* [Written task]: Quote every entry word for word.

──────

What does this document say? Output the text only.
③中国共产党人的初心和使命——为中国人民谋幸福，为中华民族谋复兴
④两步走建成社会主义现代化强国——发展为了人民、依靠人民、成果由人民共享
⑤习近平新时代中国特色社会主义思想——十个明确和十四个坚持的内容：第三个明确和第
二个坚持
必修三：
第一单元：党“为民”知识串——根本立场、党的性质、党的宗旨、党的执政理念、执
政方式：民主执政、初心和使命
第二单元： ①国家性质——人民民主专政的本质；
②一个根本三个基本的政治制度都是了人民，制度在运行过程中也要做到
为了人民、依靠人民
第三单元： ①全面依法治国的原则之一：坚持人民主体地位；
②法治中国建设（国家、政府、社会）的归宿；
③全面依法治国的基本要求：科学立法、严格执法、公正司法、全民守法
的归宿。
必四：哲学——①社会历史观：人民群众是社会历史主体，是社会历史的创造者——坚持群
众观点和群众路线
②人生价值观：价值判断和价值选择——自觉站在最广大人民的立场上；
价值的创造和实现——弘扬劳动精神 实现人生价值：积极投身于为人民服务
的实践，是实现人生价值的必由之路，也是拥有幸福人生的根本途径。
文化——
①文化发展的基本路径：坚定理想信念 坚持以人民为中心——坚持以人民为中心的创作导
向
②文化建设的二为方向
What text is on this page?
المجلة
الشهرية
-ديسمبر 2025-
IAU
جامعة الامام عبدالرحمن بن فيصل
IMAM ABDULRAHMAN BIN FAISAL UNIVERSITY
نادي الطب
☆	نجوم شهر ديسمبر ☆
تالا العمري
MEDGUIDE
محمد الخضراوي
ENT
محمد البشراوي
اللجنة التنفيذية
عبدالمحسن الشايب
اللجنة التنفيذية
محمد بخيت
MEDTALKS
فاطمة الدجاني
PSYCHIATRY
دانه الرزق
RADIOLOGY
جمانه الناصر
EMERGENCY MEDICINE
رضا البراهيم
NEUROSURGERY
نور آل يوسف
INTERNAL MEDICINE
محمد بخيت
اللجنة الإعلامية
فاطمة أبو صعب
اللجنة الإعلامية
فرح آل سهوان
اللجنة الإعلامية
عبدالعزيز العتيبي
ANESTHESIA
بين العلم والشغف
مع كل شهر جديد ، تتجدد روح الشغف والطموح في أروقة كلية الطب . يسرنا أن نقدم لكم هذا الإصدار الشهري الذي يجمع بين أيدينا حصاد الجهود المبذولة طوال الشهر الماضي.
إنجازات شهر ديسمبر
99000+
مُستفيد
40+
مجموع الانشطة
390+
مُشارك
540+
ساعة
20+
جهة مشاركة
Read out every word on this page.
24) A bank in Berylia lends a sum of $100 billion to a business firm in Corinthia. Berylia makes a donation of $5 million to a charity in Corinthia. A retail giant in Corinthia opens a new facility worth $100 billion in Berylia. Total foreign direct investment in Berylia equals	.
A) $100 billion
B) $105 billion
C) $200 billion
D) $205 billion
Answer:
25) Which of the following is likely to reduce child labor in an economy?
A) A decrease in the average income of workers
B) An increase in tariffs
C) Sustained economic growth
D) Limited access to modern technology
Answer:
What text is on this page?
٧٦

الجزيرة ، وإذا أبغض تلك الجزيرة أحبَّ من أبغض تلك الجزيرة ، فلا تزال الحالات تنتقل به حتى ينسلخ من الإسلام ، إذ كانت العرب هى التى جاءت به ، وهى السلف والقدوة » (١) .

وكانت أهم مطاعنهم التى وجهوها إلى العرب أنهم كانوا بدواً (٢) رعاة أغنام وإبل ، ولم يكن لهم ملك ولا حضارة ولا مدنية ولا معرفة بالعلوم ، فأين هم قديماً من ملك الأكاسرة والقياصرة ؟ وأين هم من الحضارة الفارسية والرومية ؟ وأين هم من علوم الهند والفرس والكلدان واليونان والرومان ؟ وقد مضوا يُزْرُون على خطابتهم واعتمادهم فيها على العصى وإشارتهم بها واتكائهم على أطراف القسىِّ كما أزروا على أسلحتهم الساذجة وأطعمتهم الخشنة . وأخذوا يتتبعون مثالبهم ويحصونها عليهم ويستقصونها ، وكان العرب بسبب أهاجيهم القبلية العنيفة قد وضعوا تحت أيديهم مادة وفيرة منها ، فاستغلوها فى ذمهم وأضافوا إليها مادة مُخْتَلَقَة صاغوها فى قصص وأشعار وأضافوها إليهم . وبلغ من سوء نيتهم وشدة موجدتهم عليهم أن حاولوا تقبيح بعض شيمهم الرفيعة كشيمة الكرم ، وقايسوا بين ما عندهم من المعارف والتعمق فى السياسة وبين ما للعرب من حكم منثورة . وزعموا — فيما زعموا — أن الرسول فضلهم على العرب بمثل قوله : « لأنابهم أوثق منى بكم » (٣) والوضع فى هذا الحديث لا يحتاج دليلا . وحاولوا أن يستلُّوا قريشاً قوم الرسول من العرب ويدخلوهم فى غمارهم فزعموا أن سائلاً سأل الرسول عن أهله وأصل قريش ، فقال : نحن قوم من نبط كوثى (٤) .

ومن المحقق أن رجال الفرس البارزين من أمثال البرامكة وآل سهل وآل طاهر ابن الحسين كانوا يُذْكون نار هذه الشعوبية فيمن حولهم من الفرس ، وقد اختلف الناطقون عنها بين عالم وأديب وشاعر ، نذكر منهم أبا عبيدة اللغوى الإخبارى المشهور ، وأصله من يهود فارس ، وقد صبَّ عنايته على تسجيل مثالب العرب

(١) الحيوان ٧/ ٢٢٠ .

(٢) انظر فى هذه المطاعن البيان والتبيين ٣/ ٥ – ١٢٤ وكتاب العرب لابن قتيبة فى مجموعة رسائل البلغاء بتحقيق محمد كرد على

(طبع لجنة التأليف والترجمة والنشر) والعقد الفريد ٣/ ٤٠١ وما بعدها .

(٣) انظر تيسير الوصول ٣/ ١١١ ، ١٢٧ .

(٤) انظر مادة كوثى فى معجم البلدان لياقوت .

──────

* [Full response]:
What does this document say? Output the text only.
③中国共产党人的初心和使命——为中国人民谋幸福，为中华民族谋复兴
④两步走建成社会主义现代化强国——发展为了人民、依靠人民、成果由人民共享
⑤习近平新时代中国特色社会主义思想——十个明确和十四个坚持的内容：第三个明确和第
二个坚持
必修三：
第一单元：党“为民”知识串——根本立场、党的性质、党的宗旨、党的执政理念、执
政方式：民主执政、初心和使命
第二单元： ①国家性质——人民民主专政的本质；
②一个根本三个基本的政治制度都是了人民，制度在运行过程中也要做到
为了人民、依靠人民
第三单元： ①全面依法治国的原则之一：坚持人民主体地位；
②法治中国建设（国家、政府、社会）的归宿；
③全面依法治国的基本要求：科学立法、严格执法、公正司法、全民守法
的归宿。
必四：哲学——①社会历史观：人民群众是社会历史主体，是社会历史的创造者——坚持群
众观点和群众路线
②人生价值观：价值判断和价值选择——自觉站在最广大人民的立场上；
价值的创造和实现——弘扬劳动精神 实现人生价值：积极投身于为人民服务
的实践，是实现人生价值的必由之路，也是拥有幸福人生的根本途径。
文化——
①文化发展的基本路径：坚定理想信念 坚持以人民为中心——坚持以人民为中心的创作导
向
②文化建设的二为方向
What text is on this page?
المجلة
الشهرية
-ديسمبر 2025-
IAU
جامعة الامام عبدالرحمن بن فيصل
IMAM ABDULRAHMAN BIN FAISAL UNIVERSITY
نادي الطب
☆	نجوم شهر ديسمبر ☆
تالا العمري
MEDGUIDE
محمد الخضراوي
ENT
محمد البشراوي
اللجنة التنفيذية
عبدالمحسن الشايب
اللجنة التنفيذية
محمد بخيت
MEDTALKS
فاطمة الدجاني
PSYCHIATRY
دانه الرزق
RADIOLOGY
جمانه الناصر
EMERGENCY MEDICINE
رضا البراهيم
NEUROSURGERY
نور آل يوسف
INTERNAL MEDICINE
محمد بخيت
اللجنة الإعلامية
فاطمة أبو صعب
اللجنة الإعلامية
فرح آل سهوان
اللجنة الإعلامية
عبدالعزيز العتيبي
ANESTHESIA
بين العلم والشغف
مع كل شهر جديد ، تتجدد روح الشغف والطموح في أروقة كلية الطب . يسرنا أن نقدم لكم هذا الإصدار الشهري الذي يجمع بين أيدينا حصاد الجهود المبذولة طوال الشهر الماضي.
إنجازات شهر ديسمبر
99000+
مُستفيد
40+
مجموع الانشطة
390+
مُشارك
540+
ساعة
20+
جهة مشاركة
Read out every word on this page.
24) A bank in Berylia lends a sum of $100 billion to a business firm in Corinthia. Berylia makes a donation of $5 million to a charity in Corinthia. A retail giant in Corinthia opens a new facility worth $100 billion in Berylia. Total foreign direct investment in Berylia equals	.
A) $100 billion
B) $105 billion
C) $200 billion
D) $205 billion
Answer:
25) Which of the following is likely to reduce child labor in an economy?
A) A decrease in the average income of workers
B) An increase in tariffs
C) Sustained economic growth
D) Limited access to modern technology
Answer:
What text is on this page?
٧٦

الجزيرة ، وإذا أبغض تلك الجزيرة أحبَّ من أبغض تلك الجزيرة ، فلا تزال الحالات تنتقل به حتى ينسلخ من الإسلام ، إذ كانت العرب هى التى جاءت به ، وهى السلف والقدوة » (١) .

وكانت أهم مطاعنهم التى وجهوها إلى العرب أنهم كانوا بدواً (٢) رعاة أغنام وإبل ، ولم يكن لهم ملك ولا حضارة ولا مدنية ولا معرفة بالعلوم ، فأين هم قديماً من ملك الأكاسرة والقياصرة ؟ وأين هم من الحضارة الفارسية والرومية ؟ وأين هم من علوم الهند والفرس والكلدان واليونان والرومان ؟ وقد مضوا يُزْرُون على خطابتهم واعتمادهم فيها على العصى وإشارتهم بها واتكائهم على أطراف القسىِّ كما أزروا على أسلحتهم الساذجة وأطعمتهم الخشنة . وأخذوا يتتبعون مثالبهم ويحصونها عليهم ويستقصونها ، وكان العرب بسبب أهاجيهم القبلية العنيفة قد وضعوا تحت أيديهم مادة وفيرة منها ، فاستغلوها فى ذمهم وأضافوا إليها مادة مُخْتَلَقَة صاغوها فى قصص وأشعار وأضافوها إليهم . وبلغ من سوء نيتهم وشدة موجدتهم عليهم أن حاولوا تقبيح بعض شيمهم الرفيعة كشيمة الكرم ، وقايسوا بين ما عندهم من المعارف والتعمق فى السياسة وبين ما للعرب من حكم منثورة . وزعموا — فيما زعموا — أن الرسول فضلهم على العرب بمثل قوله : « لأنابهم أوثق منى بكم » (٣) والوضع فى هذا الحديث لا يحتاج دليلا . وحاولوا أن يستلُّوا قريشاً قوم الرسول من العرب ويدخلوهم فى غمارهم فزعموا أن سائلاً سأل الرسول عن أهله وأصل قريش ، فقال : نحن قوم من نبط كوثى (٤) .

ومن المحقق أن رجال الفرس البارزين من أمثال البرامكة وآل سهل وآل طاهر ابن الحسين كانوا يُذْكون نار هذه الشعوبية فيمن حولهم من الفرس ، وقد اختلف الناطقون عنها بين عالم وأديب وشاعر ، نذكر منهم أبا عبيدة اللغوى الإخبارى المشهور ، وأصله من يهود فارس ، وقد صبَّ عنايته على تسجيل مثالب العرب

(١) الحيوان ٧/ ٢٢٠ .

(٢) انظر فى هذه المطاعن البيان والتبيين ٣/ ٥ – ١٢٤ وكتاب العرب لابن قتيبة فى مجموعة رسائل البلغاء بتحقيق محمد كرد على

(طبع لجنة التأليف والترجمة والنشر) والعقد الفريد ٣/ ٤٠١ وما بعدها .

(٣) انظر تيسير الوصول ٣/ ١١١ ، ١٢٧ .

(٤) انظر مادة كوثى فى معجم البلدان لياقوت .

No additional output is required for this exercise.